** START OF RECORDS TO PROCESS **

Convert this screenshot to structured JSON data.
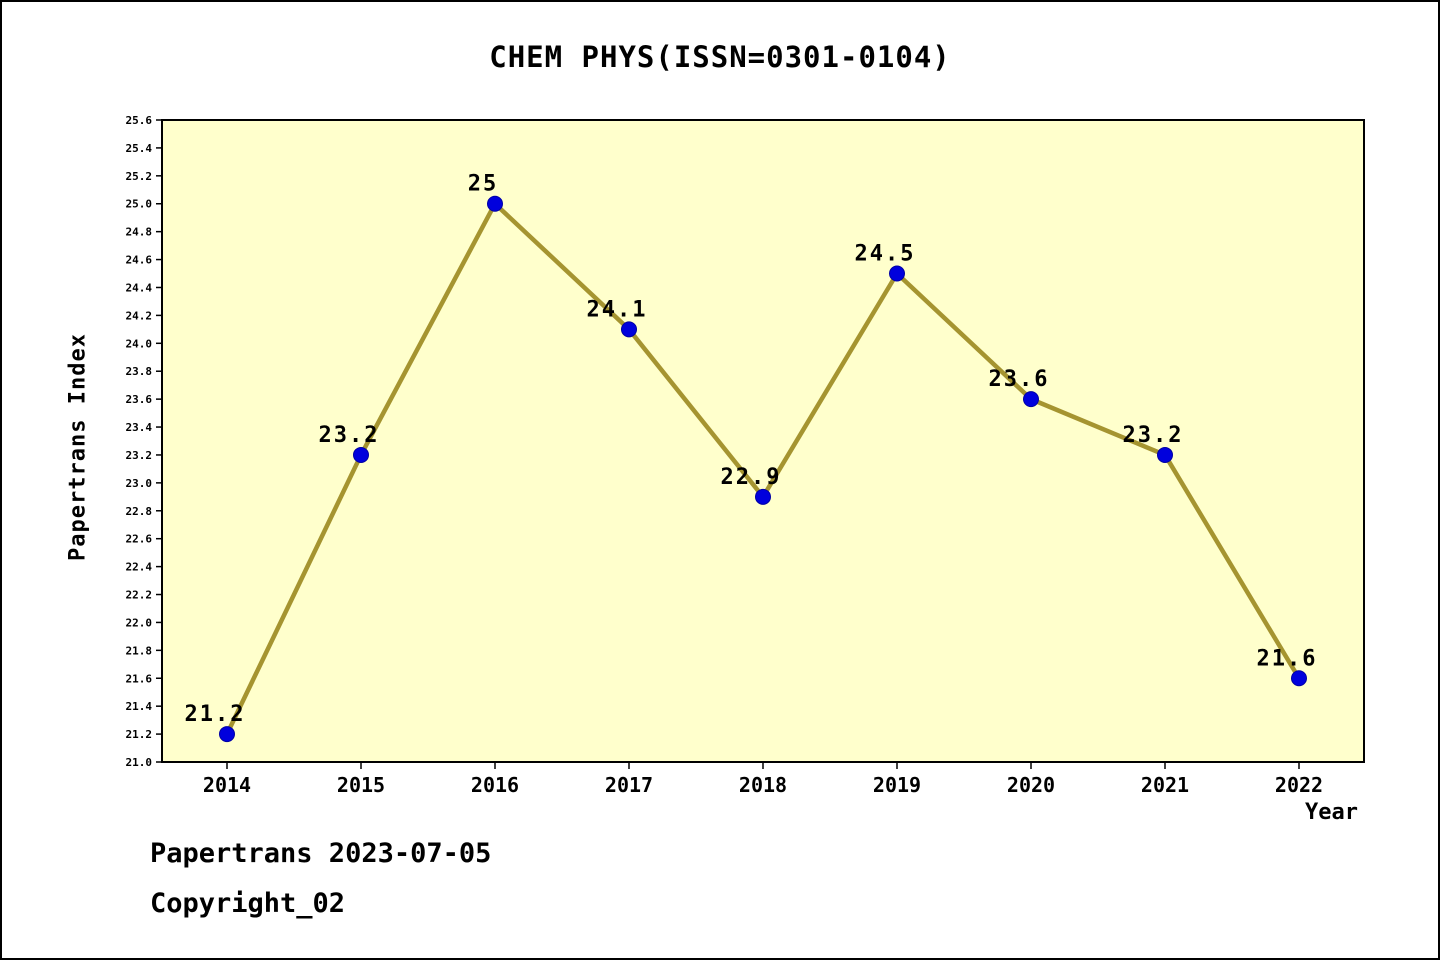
{
  "title": "CHEM PHYS(ISSN=0301-0104)",
  "x_axis_label": "Year",
  "y_axis_label": "Papertrans Index",
  "footer": {
    "line1": "Papertrans 2023-07-05",
    "line2": "Copyright_02"
  },
  "chart_data": {
    "type": "line",
    "title": "CHEM PHYS(ISSN=0301-0104)",
    "xlabel": "Year",
    "ylabel": "Papertrans Index",
    "categories": [
      "2014",
      "2015",
      "2016",
      "2017",
      "2018",
      "2019",
      "2020",
      "2021",
      "2022"
    ],
    "values": [
      21.2,
      23.2,
      25,
      24.1,
      22.9,
      24.5,
      23.6,
      23.2,
      21.6
    ],
    "point_labels": [
      "21.2",
      "23.2",
      "25",
      "24.1",
      "22.9",
      "24.5",
      "23.6",
      "23.2",
      "21.6"
    ],
    "ylim": [
      21.0,
      25.6
    ],
    "ytick_step": 0.2,
    "grid": false,
    "legend": "none",
    "colors": {
      "line": "#a59430",
      "marker": "#0000dd",
      "marker_edge": "#0000a6",
      "plot_bg": "#ffffcc",
      "axis": "#000000",
      "page_bg": "#ffffff"
    }
  }
}
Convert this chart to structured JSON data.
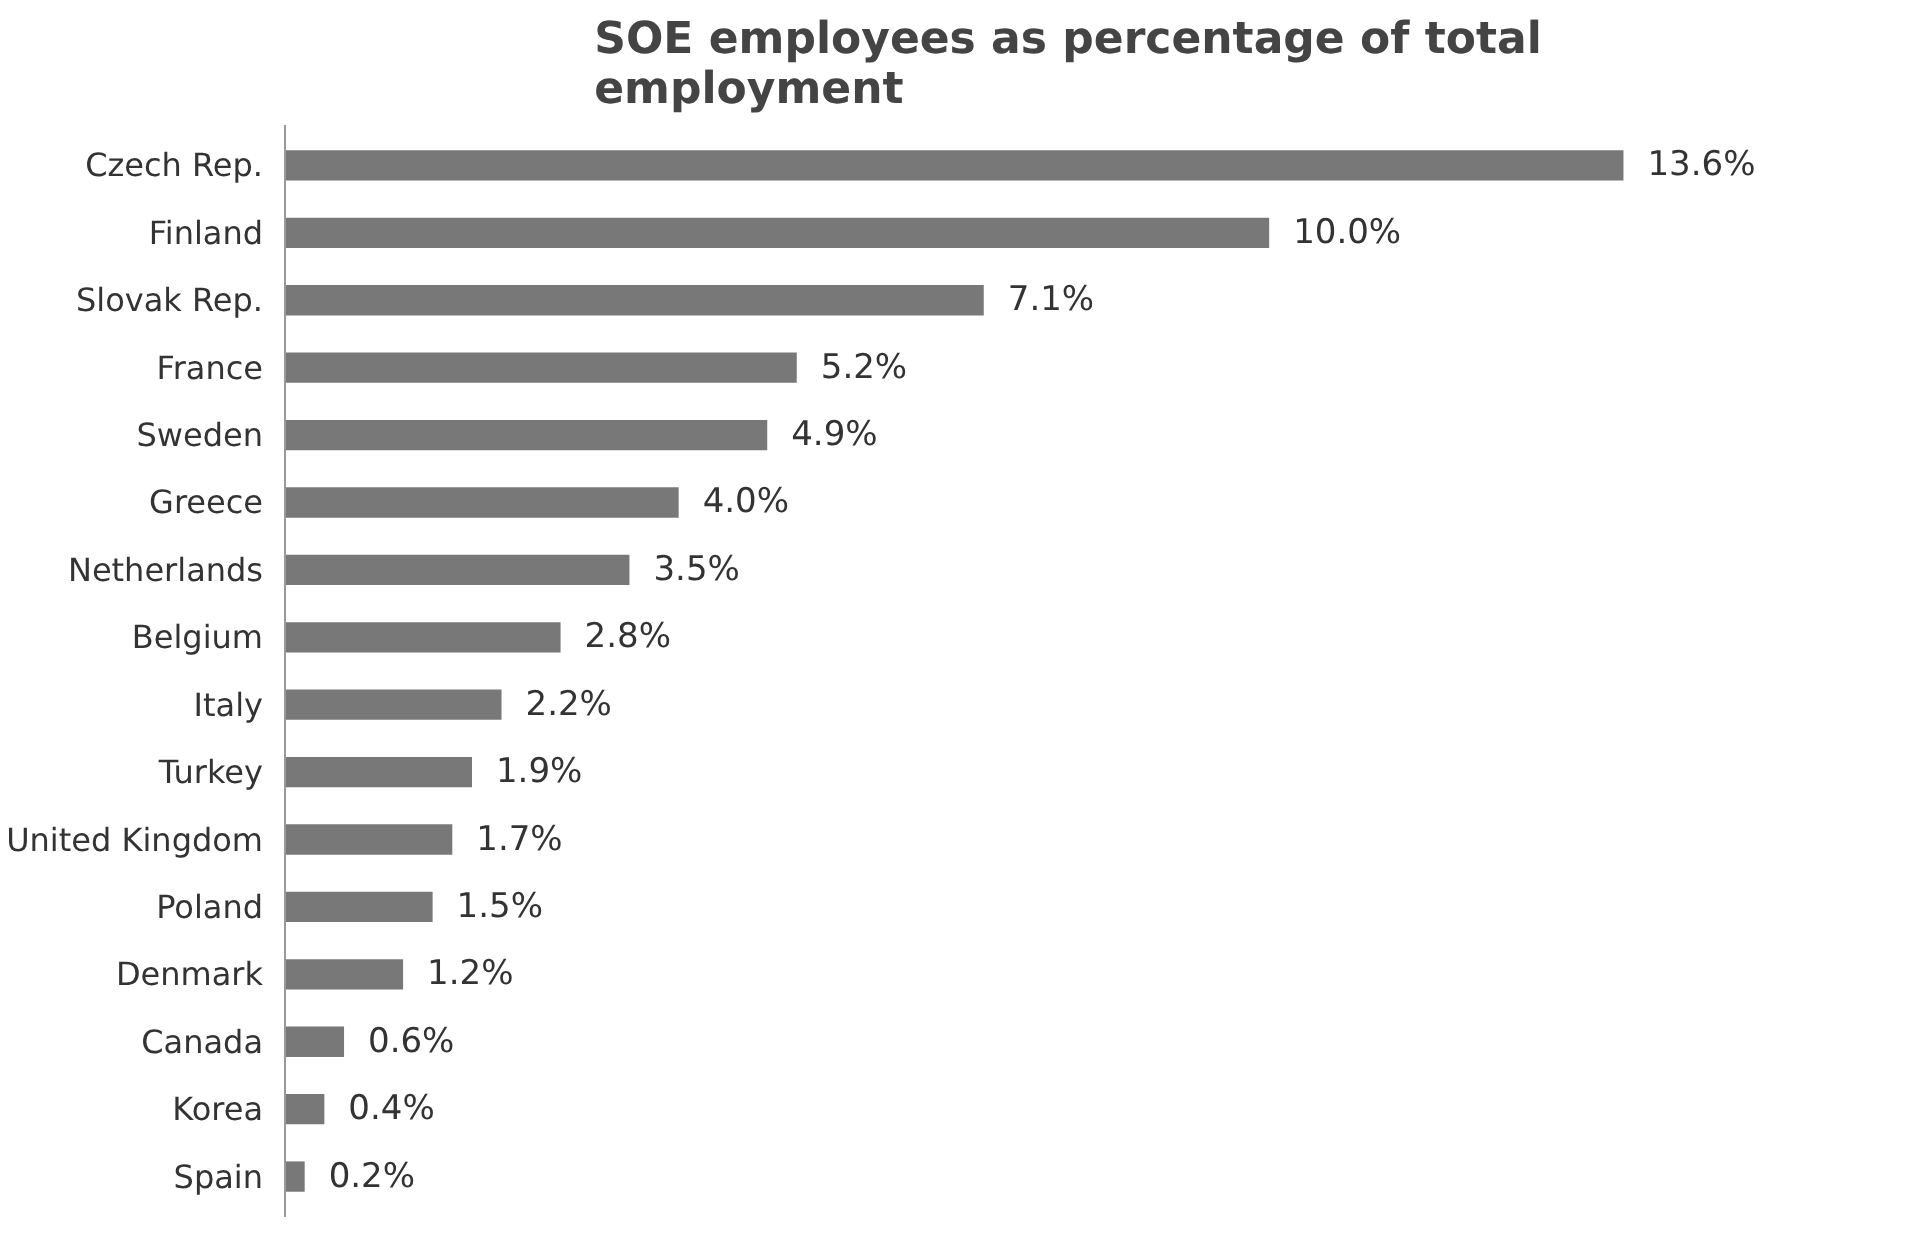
{
  "chart_data": {
    "type": "bar",
    "orientation": "horizontal",
    "title": "SOE employees as percentage of total employment",
    "categories": [
      "Czech Rep.",
      "Finland",
      "Slovak Rep.",
      "France",
      "Sweden",
      "Greece",
      "Netherlands",
      "Belgium",
      "Italy",
      "Turkey",
      "United Kingdom",
      "Poland",
      "Denmark",
      "Canada",
      "Korea",
      "Spain"
    ],
    "values": [
      13.6,
      10.0,
      7.1,
      5.2,
      4.9,
      4.0,
      3.5,
      2.8,
      2.2,
      1.9,
      1.7,
      1.5,
      1.2,
      0.6,
      0.4,
      0.2
    ],
    "value_labels": [
      "13.6%",
      "10.0%",
      "7.1%",
      "5.2%",
      "4.9%",
      "4.0%",
      "3.5%",
      "2.8%",
      "2.2%",
      "1.9%",
      "1.7%",
      "1.5%",
      "1.2%",
      "0.6%",
      "0.4%",
      "0.2%"
    ],
    "color": "#787878",
    "grid": false
  }
}
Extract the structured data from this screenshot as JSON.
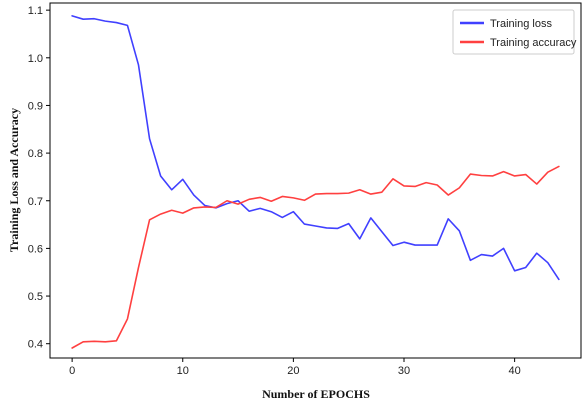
{
  "chart_data": {
    "type": "line",
    "title": "",
    "xlabel": "Number of EPOCHS",
    "ylabel": "Training Loss and Accuracy",
    "xlim": [
      -2,
      46
    ],
    "ylim": [
      0.37,
      1.115
    ],
    "xticks": [
      0,
      10,
      20,
      30,
      40
    ],
    "yticks": [
      0.4,
      0.5,
      0.6,
      0.7,
      0.8,
      0.9,
      1.0,
      1.1
    ],
    "grid": false,
    "legend_position": "top-right",
    "x": [
      0,
      1,
      2,
      3,
      4,
      5,
      6,
      7,
      8,
      9,
      10,
      11,
      12,
      13,
      14,
      15,
      16,
      17,
      18,
      19,
      20,
      21,
      22,
      23,
      24,
      25,
      26,
      27,
      28,
      29,
      30,
      31,
      32,
      33,
      34,
      35,
      36,
      37,
      38,
      39,
      40,
      41,
      42,
      43,
      44
    ],
    "series": [
      {
        "name": "Training loss",
        "color": "#4040ff",
        "values": [
          1.088,
          1.081,
          1.082,
          1.077,
          1.074,
          1.068,
          0.985,
          0.83,
          0.752,
          0.723,
          0.745,
          0.712,
          0.69,
          0.685,
          0.694,
          0.7,
          0.678,
          0.684,
          0.677,
          0.665,
          0.677,
          0.651,
          0.647,
          0.643,
          0.642,
          0.652,
          0.62,
          0.664,
          0.635,
          0.606,
          0.613,
          0.607,
          0.607,
          0.607,
          0.662,
          0.637,
          0.575,
          0.587,
          0.584,
          0.6,
          0.553,
          0.56,
          0.59,
          0.57,
          0.535
        ]
      },
      {
        "name": "Training accuracy",
        "color": "#ff4040",
        "values": [
          0.391,
          0.404,
          0.405,
          0.404,
          0.406,
          0.452,
          0.56,
          0.66,
          0.672,
          0.68,
          0.674,
          0.685,
          0.687,
          0.686,
          0.7,
          0.693,
          0.703,
          0.707,
          0.699,
          0.709,
          0.706,
          0.701,
          0.714,
          0.715,
          0.715,
          0.716,
          0.723,
          0.714,
          0.718,
          0.746,
          0.731,
          0.73,
          0.738,
          0.733,
          0.712,
          0.727,
          0.756,
          0.753,
          0.752,
          0.761,
          0.752,
          0.755,
          0.735,
          0.76,
          0.772
        ]
      }
    ]
  }
}
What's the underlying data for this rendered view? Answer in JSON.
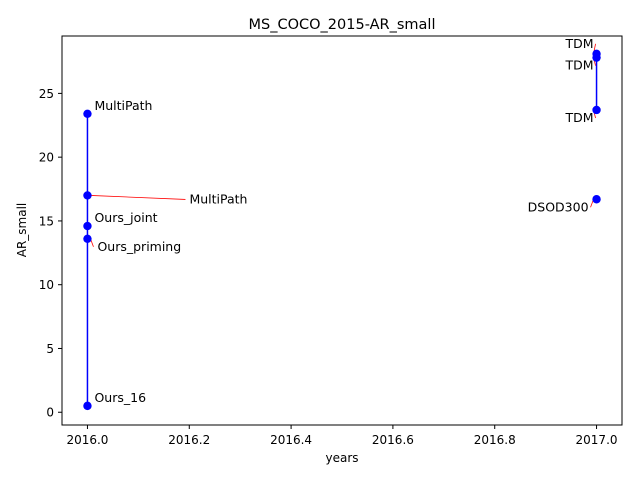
{
  "chart_data": {
    "type": "scatter",
    "title": "MS_COCO_2015-AR_small",
    "xlabel": "years",
    "ylabel": "AR_small",
    "xlim": [
      2015.95,
      2017.05
    ],
    "ylim": [
      -1.0,
      29.5
    ],
    "xticks": [
      2016.0,
      2016.2,
      2016.4,
      2016.6,
      2016.8,
      2017.0
    ],
    "xtick_labels": [
      "2016.0",
      "2016.2",
      "2016.4",
      "2016.6",
      "2016.8",
      "2017.0"
    ],
    "yticks": [
      0,
      5,
      10,
      15,
      20,
      25
    ],
    "ytick_labels": [
      "0",
      "5",
      "10",
      "15",
      "20",
      "25"
    ],
    "grid": false,
    "line_color": "#0000ff",
    "marker_color": "#0000ff",
    "annotation_arrow_color": "#ff0000",
    "lines": [
      {
        "x": [
          2016.0,
          2016.0
        ],
        "y": [
          0.5,
          23.4
        ]
      },
      {
        "x": [
          2017.0,
          2017.0
        ],
        "y": [
          23.7,
          28.1
        ]
      }
    ],
    "points": [
      {
        "x": 2016.0,
        "y": 23.4,
        "label": "MultiPath"
      },
      {
        "x": 2016.0,
        "y": 17.0,
        "label": "MultiPath"
      },
      {
        "x": 2016.0,
        "y": 14.6,
        "label": "Ours_joint"
      },
      {
        "x": 2016.0,
        "y": 13.6,
        "label": "Ours_priming"
      },
      {
        "x": 2016.0,
        "y": 0.5,
        "label": "Ours_16"
      },
      {
        "x": 2017.0,
        "y": 28.1,
        "label": "TDM"
      },
      {
        "x": 2017.0,
        "y": 27.8,
        "label": "TDM"
      },
      {
        "x": 2017.0,
        "y": 23.7,
        "label": "TDM"
      },
      {
        "x": 2017.0,
        "y": 16.7,
        "label": "DSOD300"
      }
    ]
  }
}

** END OF RECORDS TO PROCESS **

WRITTEN TASK:
On how many lines does the word "CHEM" appear? Answer with only the number.

EXERCISE RESPONSE:
2